_Instructions to follow_
Transcribe the entries below exactly.

_Supplied data_
┌────────

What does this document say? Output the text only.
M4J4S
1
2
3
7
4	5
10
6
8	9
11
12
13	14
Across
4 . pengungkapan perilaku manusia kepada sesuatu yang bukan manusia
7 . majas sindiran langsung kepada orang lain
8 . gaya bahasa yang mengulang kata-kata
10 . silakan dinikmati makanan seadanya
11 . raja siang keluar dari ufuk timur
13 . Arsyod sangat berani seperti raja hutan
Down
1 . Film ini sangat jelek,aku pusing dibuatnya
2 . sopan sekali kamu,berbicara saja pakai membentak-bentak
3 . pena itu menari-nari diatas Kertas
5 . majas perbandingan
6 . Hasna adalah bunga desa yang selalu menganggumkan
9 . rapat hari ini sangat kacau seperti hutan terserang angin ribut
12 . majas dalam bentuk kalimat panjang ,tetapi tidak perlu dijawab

└────────

_Answer for the task_
What does this document say? Output the text only.
M4J4S
1
2
3
7
4	5
10
6
8	9
11
12
13	14
Across
4 . pengungkapan perilaku manusia kepada sesuatu yang bukan manusia
7 . majas sindiran langsung kepada orang lain
8 . gaya bahasa yang mengulang kata-kata
10 . silakan dinikmati makanan seadanya
11 . raja siang keluar dari ufuk timur
13 . Arsyod sangat berani seperti raja hutan
Down
1 . Film ini sangat jelek,aku pusing dibuatnya
2 . sopan sekali kamu,berbicara saja pakai membentak-bentak
3 . pena itu menari-nari diatas Kertas
5 . majas perbandingan
6 . Hasna adalah bunga desa yang selalu menganggumkan
9 . rapat hari ini sangat kacau seperti hutan terserang angin ribut
12 . majas dalam bentuk kalimat panjang ,tetapi tidak perlu dijawab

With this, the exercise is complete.